Instructions to follow = Present every line in which the string "duntaxat" appears.

Materials provided =
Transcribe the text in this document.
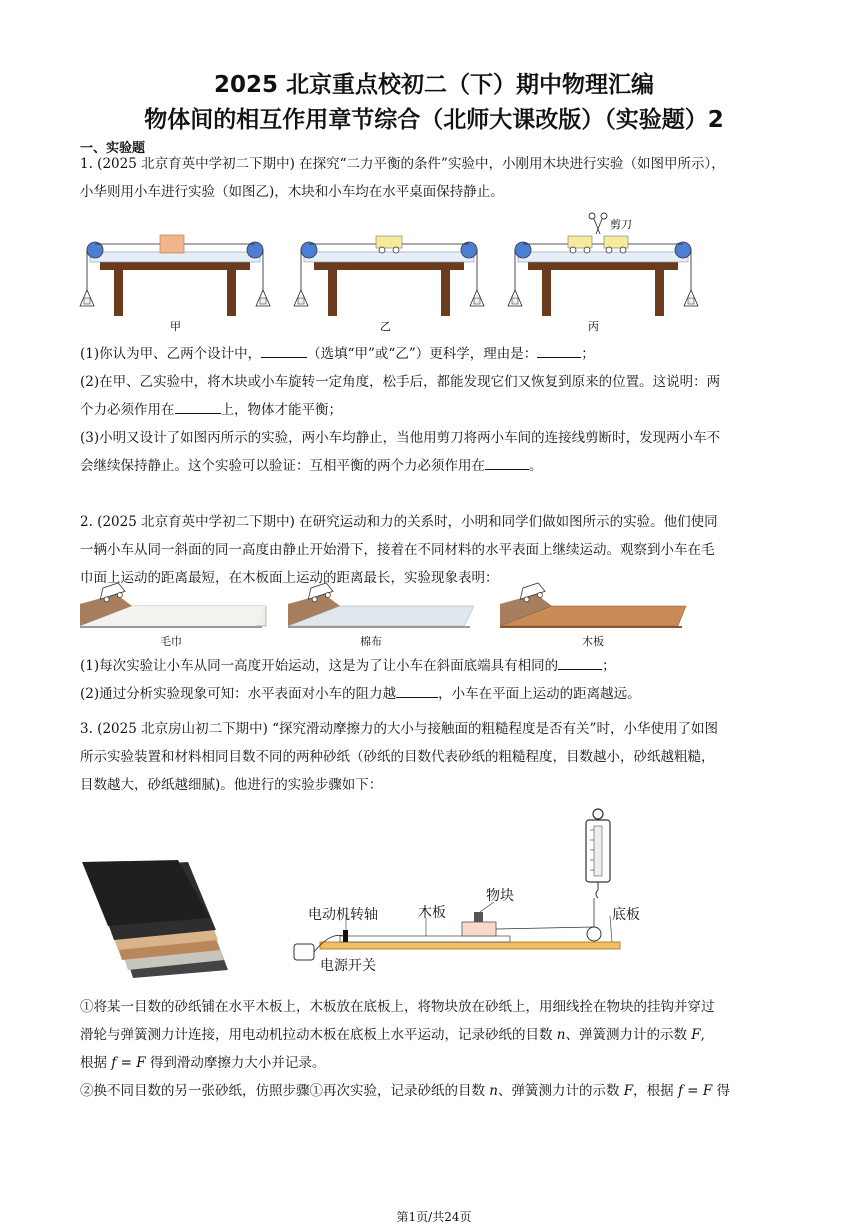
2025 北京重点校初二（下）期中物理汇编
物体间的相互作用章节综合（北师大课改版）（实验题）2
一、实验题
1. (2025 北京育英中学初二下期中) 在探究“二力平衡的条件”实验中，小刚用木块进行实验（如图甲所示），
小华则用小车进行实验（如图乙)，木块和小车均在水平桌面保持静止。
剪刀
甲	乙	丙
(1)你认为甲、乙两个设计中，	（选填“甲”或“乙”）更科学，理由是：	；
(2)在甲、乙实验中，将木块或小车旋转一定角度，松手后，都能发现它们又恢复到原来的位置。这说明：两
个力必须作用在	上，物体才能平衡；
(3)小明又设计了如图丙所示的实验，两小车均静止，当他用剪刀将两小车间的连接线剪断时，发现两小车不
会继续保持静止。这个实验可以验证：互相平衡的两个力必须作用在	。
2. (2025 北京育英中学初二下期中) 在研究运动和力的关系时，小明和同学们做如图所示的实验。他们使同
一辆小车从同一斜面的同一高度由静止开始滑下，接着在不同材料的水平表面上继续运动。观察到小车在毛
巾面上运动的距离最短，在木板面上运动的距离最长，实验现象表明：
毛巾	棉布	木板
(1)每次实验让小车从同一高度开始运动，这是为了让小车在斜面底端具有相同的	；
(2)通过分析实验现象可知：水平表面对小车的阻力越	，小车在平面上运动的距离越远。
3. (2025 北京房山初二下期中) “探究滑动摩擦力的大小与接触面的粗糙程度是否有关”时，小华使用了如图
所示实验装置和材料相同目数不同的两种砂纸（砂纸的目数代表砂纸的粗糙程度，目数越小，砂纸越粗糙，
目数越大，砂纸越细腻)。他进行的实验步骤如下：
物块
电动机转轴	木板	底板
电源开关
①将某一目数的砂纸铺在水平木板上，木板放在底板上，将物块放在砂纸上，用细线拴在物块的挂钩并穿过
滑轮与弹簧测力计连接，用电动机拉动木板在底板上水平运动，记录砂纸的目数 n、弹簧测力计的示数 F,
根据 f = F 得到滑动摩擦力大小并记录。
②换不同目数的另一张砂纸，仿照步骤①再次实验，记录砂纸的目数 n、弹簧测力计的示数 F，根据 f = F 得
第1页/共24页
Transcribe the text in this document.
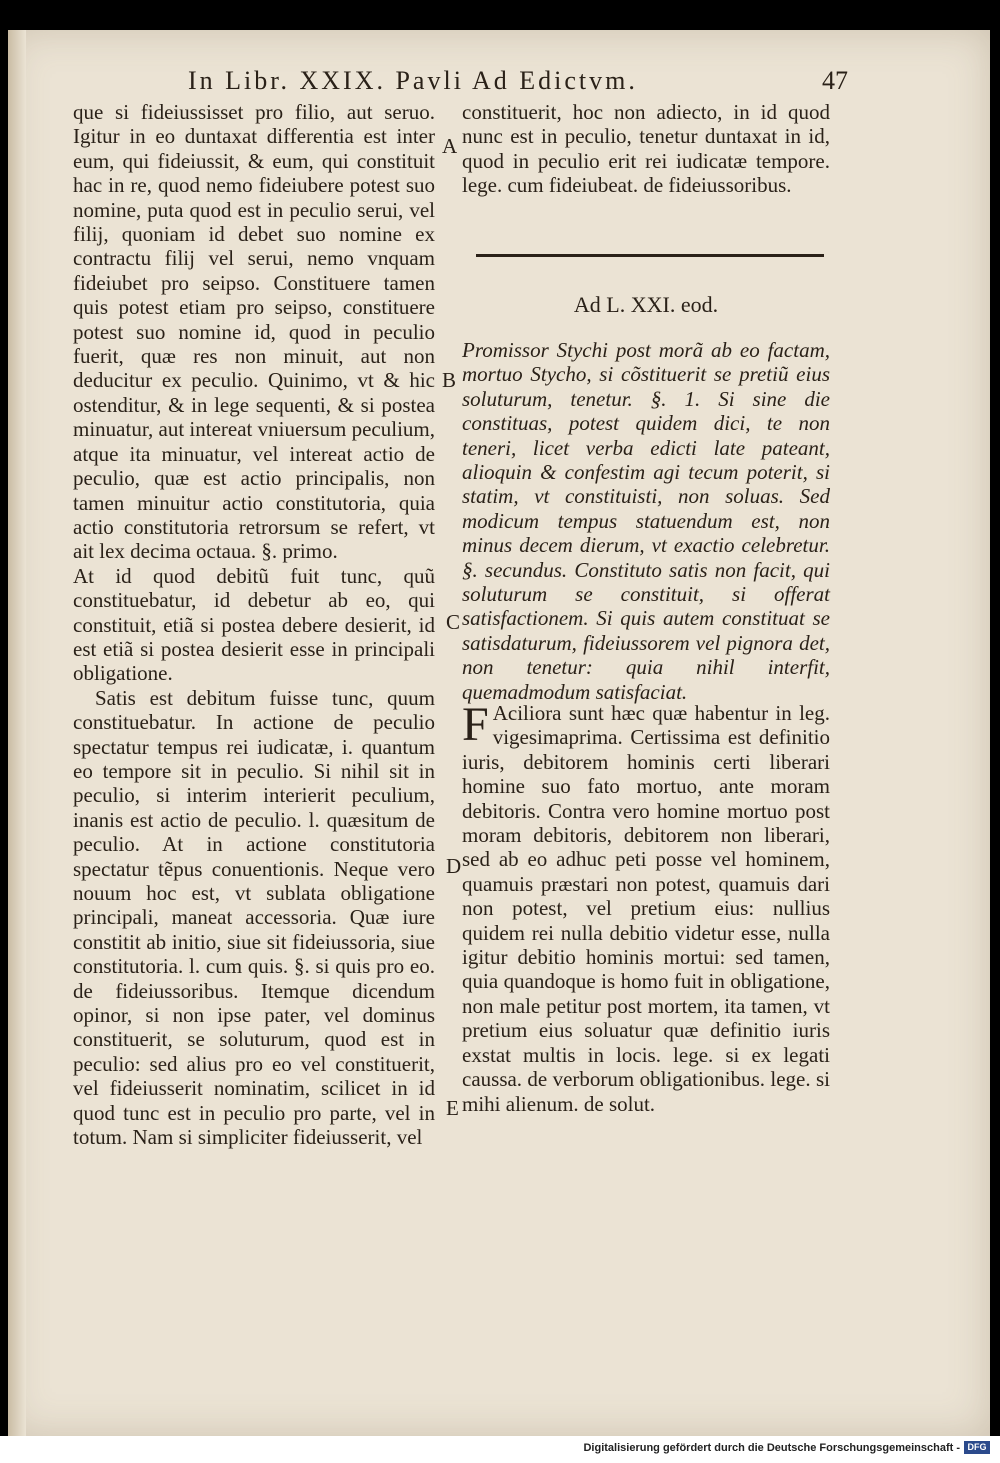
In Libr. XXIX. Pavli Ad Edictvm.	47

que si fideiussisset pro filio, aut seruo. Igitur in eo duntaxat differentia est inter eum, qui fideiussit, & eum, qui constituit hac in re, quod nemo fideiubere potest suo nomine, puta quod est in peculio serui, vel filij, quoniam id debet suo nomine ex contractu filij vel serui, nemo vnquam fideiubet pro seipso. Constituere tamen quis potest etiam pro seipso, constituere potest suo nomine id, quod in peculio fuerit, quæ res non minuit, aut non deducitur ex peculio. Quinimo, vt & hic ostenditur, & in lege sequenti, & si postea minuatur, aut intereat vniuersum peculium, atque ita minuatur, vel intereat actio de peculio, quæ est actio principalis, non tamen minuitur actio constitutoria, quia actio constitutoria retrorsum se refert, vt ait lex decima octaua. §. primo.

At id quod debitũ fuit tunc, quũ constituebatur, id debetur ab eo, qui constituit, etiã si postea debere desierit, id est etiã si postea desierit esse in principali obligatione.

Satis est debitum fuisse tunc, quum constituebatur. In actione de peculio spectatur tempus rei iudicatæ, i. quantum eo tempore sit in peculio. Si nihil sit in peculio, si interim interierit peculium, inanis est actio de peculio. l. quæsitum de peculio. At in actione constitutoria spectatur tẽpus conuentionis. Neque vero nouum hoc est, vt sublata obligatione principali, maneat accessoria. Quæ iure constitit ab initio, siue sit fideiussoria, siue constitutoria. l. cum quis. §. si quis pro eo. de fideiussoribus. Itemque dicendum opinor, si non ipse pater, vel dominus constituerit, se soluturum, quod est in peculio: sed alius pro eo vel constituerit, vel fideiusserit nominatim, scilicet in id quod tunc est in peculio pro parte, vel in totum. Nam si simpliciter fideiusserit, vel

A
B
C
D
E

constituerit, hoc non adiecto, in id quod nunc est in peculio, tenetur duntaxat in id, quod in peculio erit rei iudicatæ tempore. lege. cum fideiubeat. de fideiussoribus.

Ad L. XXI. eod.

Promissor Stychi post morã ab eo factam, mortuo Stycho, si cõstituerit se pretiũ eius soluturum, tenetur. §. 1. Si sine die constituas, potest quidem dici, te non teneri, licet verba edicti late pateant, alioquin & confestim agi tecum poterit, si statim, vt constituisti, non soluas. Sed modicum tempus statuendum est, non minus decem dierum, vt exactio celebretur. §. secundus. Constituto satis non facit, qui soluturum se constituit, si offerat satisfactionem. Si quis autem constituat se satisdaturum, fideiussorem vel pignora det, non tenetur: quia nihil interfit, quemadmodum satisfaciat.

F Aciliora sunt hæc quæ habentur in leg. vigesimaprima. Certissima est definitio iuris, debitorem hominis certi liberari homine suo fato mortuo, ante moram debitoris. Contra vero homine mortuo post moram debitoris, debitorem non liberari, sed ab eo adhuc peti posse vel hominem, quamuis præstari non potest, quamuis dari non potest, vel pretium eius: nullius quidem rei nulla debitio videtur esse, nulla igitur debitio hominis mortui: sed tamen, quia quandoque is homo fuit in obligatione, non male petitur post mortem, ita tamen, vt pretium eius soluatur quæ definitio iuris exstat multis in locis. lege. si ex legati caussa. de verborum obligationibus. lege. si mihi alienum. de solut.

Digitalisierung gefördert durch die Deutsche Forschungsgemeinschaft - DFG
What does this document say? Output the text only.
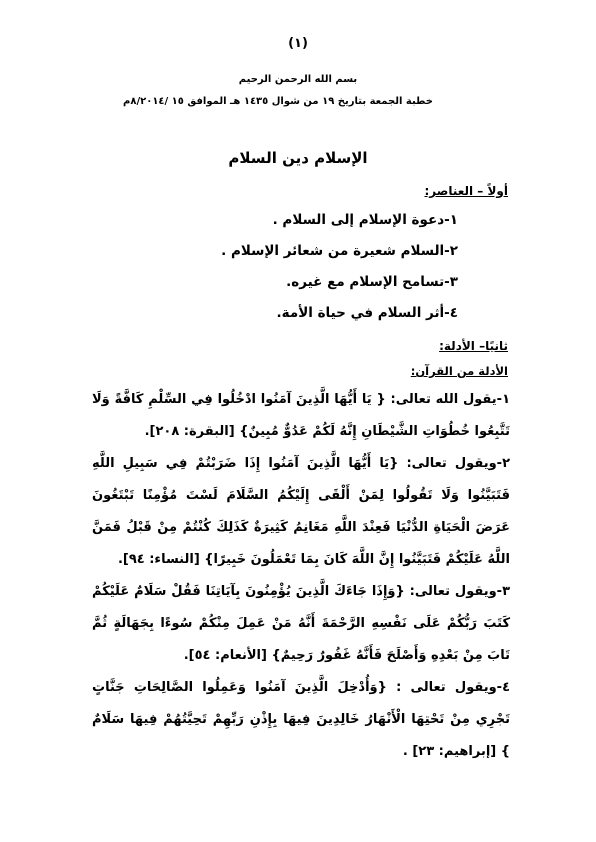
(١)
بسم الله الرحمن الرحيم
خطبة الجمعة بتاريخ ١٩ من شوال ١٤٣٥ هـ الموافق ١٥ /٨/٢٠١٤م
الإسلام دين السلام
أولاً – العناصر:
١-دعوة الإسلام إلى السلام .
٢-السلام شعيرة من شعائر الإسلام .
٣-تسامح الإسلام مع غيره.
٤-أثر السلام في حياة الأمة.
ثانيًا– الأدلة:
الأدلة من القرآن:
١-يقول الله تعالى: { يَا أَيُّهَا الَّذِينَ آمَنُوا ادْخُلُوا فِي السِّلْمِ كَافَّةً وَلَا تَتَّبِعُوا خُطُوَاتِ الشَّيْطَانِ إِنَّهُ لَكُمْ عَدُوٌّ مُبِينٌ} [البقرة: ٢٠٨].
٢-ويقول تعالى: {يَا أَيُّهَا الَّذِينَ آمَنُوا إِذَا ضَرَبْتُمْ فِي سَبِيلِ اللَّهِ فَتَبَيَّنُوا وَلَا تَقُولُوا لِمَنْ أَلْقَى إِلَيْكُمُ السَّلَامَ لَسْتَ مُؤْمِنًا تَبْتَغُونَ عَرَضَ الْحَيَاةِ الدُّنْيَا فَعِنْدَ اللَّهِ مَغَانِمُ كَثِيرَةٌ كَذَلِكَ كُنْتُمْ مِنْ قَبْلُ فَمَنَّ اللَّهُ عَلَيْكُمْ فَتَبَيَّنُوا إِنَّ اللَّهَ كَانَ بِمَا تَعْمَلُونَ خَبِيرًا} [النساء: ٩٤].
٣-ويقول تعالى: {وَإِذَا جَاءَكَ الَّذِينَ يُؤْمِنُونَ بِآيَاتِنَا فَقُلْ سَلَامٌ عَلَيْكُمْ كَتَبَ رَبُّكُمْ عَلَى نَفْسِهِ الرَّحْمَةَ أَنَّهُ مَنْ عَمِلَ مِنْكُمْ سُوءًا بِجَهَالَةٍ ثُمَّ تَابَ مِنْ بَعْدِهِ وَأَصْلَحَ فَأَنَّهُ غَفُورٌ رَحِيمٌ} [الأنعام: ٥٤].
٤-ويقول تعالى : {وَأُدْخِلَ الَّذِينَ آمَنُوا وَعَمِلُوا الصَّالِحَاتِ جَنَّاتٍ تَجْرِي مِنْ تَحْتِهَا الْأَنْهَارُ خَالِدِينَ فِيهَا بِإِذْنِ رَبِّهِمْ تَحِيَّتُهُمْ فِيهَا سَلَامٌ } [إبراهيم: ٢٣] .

Expected output =
que si fideiussisset pro filio, aut seruo. Igitur in eo duntaxat differentia est inter eum, qui fideiussit, & eum, qui constituit hac in re, quod nemo fideiubere potest suo nomine, puta quod est in peculio serui, vel filij, quoniam id debet suo nomine ex contractu filij vel serui, nemo vnquam fideiubet pro seipso. Constituere tamen quis potest etiam pro seipso, constituere potest suo nomine id, quod in peculio fuerit, quæ res non minuit, aut non deducitur ex peculio. Quinimo, vt & hic ostenditur, & in lege sequenti, & si postea minuatur, aut intereat vniuersum peculium, atque ita minuatur, vel intereat actio de peculio, quæ est actio principalis, non tamen minuitur actio constitutoria, quia actio constitutoria retrorsum se refert, vt ait lex decima octaua. §. primo.
constituerit, hoc non adiecto, in id quod nunc est in peculio, tenetur duntaxat in id, quod in peculio erit rei iudicatæ tempore. lege. cum fideiubeat. de fideiussoribus.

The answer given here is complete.